The records below are to be quoted in full; please keep every word exact.

Provided records:
+---+

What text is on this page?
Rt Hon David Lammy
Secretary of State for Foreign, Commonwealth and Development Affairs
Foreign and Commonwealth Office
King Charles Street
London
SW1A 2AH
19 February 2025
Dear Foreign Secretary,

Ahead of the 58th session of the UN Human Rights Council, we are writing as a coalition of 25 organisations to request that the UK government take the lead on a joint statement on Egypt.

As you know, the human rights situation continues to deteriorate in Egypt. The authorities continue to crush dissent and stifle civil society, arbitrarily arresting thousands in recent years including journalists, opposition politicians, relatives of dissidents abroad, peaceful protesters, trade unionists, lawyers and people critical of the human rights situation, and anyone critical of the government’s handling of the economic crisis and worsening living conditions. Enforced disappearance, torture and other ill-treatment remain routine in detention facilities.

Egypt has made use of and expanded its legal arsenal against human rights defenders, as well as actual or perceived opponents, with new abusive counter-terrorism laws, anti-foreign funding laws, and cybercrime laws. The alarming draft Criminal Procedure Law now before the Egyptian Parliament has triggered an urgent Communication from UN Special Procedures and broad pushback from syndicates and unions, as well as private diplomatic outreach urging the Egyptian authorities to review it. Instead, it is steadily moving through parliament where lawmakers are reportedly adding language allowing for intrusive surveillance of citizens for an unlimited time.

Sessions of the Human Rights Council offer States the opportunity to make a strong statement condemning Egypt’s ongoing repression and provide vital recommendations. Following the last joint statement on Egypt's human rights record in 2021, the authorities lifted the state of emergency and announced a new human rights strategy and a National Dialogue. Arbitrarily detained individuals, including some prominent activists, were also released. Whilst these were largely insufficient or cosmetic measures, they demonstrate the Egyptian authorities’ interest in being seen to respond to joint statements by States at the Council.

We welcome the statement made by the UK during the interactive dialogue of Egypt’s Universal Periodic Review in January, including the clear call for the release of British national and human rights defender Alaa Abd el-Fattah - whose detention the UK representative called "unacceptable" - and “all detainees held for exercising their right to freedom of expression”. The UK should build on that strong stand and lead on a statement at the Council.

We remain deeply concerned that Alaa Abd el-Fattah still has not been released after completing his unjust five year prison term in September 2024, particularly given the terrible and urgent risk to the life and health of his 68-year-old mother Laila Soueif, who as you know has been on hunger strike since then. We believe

+---+

Output of the exercise:
What text is on this page?
Rt Hon David Lammy
Secretary of State for Foreign, Commonwealth and Development Affairs
Foreign and Commonwealth Office
King Charles Street
London
SW1A 2AH
19 February 2025
Dear Foreign Secretary,

Ahead of the 58th session of the UN Human Rights Council, we are writing as a coalition of 25 organisations to request that the UK government take the lead on a joint statement on Egypt.

As you know, the human rights situation continues to deteriorate in Egypt. The authorities continue to crush dissent and stifle civil society, arbitrarily arresting thousands in recent years including journalists, opposition politicians, relatives of dissidents abroad, peaceful protesters, trade unionists, lawyers and people critical of the human rights situation, and anyone critical of the government’s handling of the economic crisis and worsening living conditions. Enforced disappearance, torture and other ill-treatment remain routine in detention facilities.

Egypt has made use of and expanded its legal arsenal against human rights defenders, as well as actual or perceived opponents, with new abusive counter-terrorism laws, anti-foreign funding laws, and cybercrime laws. The alarming draft Criminal Procedure Law now before the Egyptian Parliament has triggered an urgent Communication from UN Special Procedures and broad pushback from syndicates and unions, as well as private diplomatic outreach urging the Egyptian authorities to review it. Instead, it is steadily moving through parliament where lawmakers are reportedly adding language allowing for intrusive surveillance of citizens for an unlimited time.

Sessions of the Human Rights Council offer States the opportunity to make a strong statement condemning Egypt’s ongoing repression and provide vital recommendations. Following the last joint statement on Egypt's human rights record in 2021, the authorities lifted the state of emergency and announced a new human rights strategy and a National Dialogue. Arbitrarily detained individuals, including some prominent activists, were also released. Whilst these were largely insufficient or cosmetic measures, they demonstrate the Egyptian authorities’ interest in being seen to respond to joint statements by States at the Council.

We welcome the statement made by the UK during the interactive dialogue of Egypt’s Universal Periodic Review in January, including the clear call for the release of British national and human rights defender Alaa Abd el-Fattah - whose detention the UK representative called "unacceptable" - and “all detainees held for exercising their right to freedom of expression”. The UK should build on that strong stand and lead on a statement at the Council.

We remain deeply concerned that Alaa Abd el-Fattah still has not been released after completing his unjust five year prison term in September 2024, particularly given the terrible and urgent risk to the life and health of his 68-year-old mother Laila Soueif, who as you know has been on hunger strike since then. We believe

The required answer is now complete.